[Start of Records shown]

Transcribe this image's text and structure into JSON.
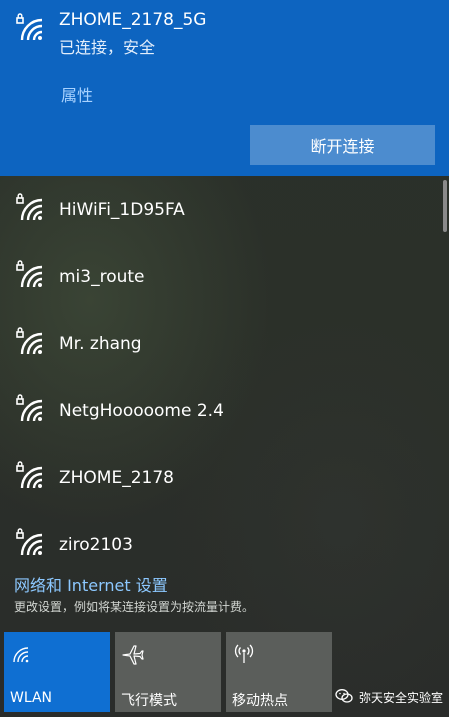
{
  "connected_network": {
    "name": "ZHOME_2178_5G",
    "status": "已连接，安全",
    "properties_link": "属性",
    "disconnect_button": "断开连接"
  },
  "networks": [
    {
      "name": "HiWiFi_1D95FA",
      "icon": "secured-wifi-icon"
    },
    {
      "name": "mi3_route",
      "icon": "secured-wifi-icon"
    },
    {
      "name": "Mr. zhang",
      "icon": "secured-wifi-icon"
    },
    {
      "name": "NetgHooooome 2.4",
      "icon": "secured-wifi-icon"
    },
    {
      "name": "ZHOME_2178",
      "icon": "secured-wifi-icon"
    },
    {
      "name": "ziro2103",
      "icon": "secured-wifi-icon"
    }
  ],
  "settings": {
    "link": "网络和 Internet 设置",
    "description": "更改设置，例如将某连接设置为按流量计费。"
  },
  "quick_actions": [
    {
      "label": "WLAN",
      "icon": "wifi-icon",
      "active": true
    },
    {
      "label": "飞行模式",
      "icon": "airplane-icon",
      "active": false
    },
    {
      "label": "移动热点",
      "icon": "hotspot-icon",
      "active": false
    }
  ],
  "watermark": {
    "text": "弥天安全实验室",
    "icon": "wechat-icon"
  },
  "colors": {
    "accent": "#0d64c0",
    "accent_tile": "#0f6fd2",
    "disconnect_button_bg": "#4c8ccf",
    "link": "#8cc8ff",
    "tile_inactive": "#5b5e5b"
  }
}
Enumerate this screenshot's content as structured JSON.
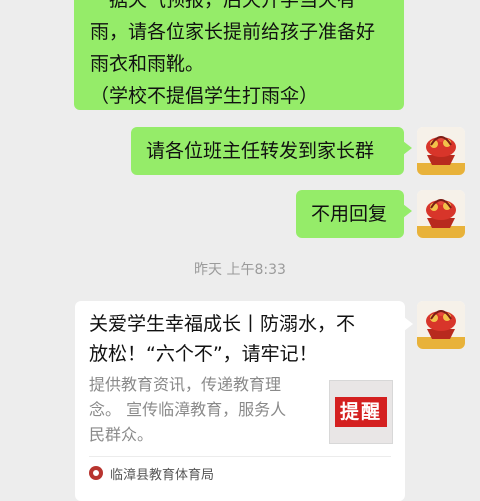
{
  "messages": {
    "m1_lines": [
      "一据天气预报，后天开学当天有",
      "雨，请各位家长提前给孩子准备好",
      "雨衣和雨靴。",
      "（学校不提倡学生打雨伞）"
    ],
    "m2": "请各位班主任转发到家长群",
    "m3": "不用回复"
  },
  "timestamp": "昨天 上午8:33",
  "article_card": {
    "title_lines": [
      "关爱学生幸福成长丨防溺水，不",
      "放松！“六个不”，请牢记！"
    ],
    "desc_lines": [
      "提供教育资讯，传递教育理",
      "念。 宣传临漳教育，服务人",
      "民群众。"
    ],
    "thumbnail_text": "提醒",
    "source": "临漳县教育体育局"
  },
  "avatar_icon": "flower-basket-icon",
  "colors": {
    "chat_bg": "#ededed",
    "sent_bubble": "#95ec69",
    "card_bg": "#ffffff",
    "thumb_red": "#d42020"
  }
}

[End of Records shown]

Repeat the records above exactly, leaving out any pictures they contain.

— Expected answer —
Transcribe this image's text and structure into JSON.
{
  "connected_network": {
    "name": "ZHOME_2178_5G",
    "status": "已连接，安全",
    "properties_link": "属性",
    "disconnect_button": "断开连接"
  },
  "networks": [
    {
      "name": "HiWiFi_1D95FA",
      "icon": "secured-wifi-icon"
    },
    {
      "name": "mi3_route",
      "icon": "secured-wifi-icon"
    },
    {
      "name": "Mr. zhang",
      "icon": "secured-wifi-icon"
    },
    {
      "name": "NetgHooooome 2.4",
      "icon": "secured-wifi-icon"
    },
    {
      "name": "ZHOME_2178",
      "icon": "secured-wifi-icon"
    },
    {
      "name": "ziro2103",
      "icon": "secured-wifi-icon"
    }
  ],
  "settings": {
    "link": "网络和 Internet 设置",
    "description": "更改设置，例如将某连接设置为按流量计费。"
  },
  "quick_actions": [
    {
      "label": "WLAN",
      "icon": "wifi-icon",
      "active": true
    },
    {
      "label": "飞行模式",
      "icon": "airplane-icon",
      "active": false
    },
    {
      "label": "移动热点",
      "icon": "hotspot-icon",
      "active": false
    }
  ],
  "watermark": {
    "text": "弥天安全实验室",
    "icon": "wechat-icon"
  },
  "colors": {
    "accent": "#0d64c0",
    "accent_tile": "#0f6fd2",
    "disconnect_button_bg": "#4c8ccf",
    "link": "#8cc8ff",
    "tile_inactive": "#5b5e5b"
  }
}
Enumerate this screenshot's content as structured JSON.
{
  "messages": {
    "m1_lines": [
      "一据天气预报，后天开学当天有",
      "雨，请各位家长提前给孩子准备好",
      "雨衣和雨靴。",
      "（学校不提倡学生打雨伞）"
    ],
    "m2": "请各位班主任转发到家长群",
    "m3": "不用回复"
  },
  "timestamp": "昨天 上午8:33",
  "article_card": {
    "title_lines": [
      "关爱学生幸福成长丨防溺水，不",
      "放松！“六个不”，请牢记！"
    ],
    "desc_lines": [
      "提供教育资讯，传递教育理",
      "念。 宣传临漳教育，服务人",
      "民群众。"
    ],
    "thumbnail_text": "提醒",
    "source": "临漳县教育体育局"
  },
  "avatar_icon": "flower-basket-icon",
  "colors": {
    "chat_bg": "#ededed",
    "sent_bubble": "#95ec69",
    "card_bg": "#ffffff",
    "thumb_red": "#d42020"
  }
}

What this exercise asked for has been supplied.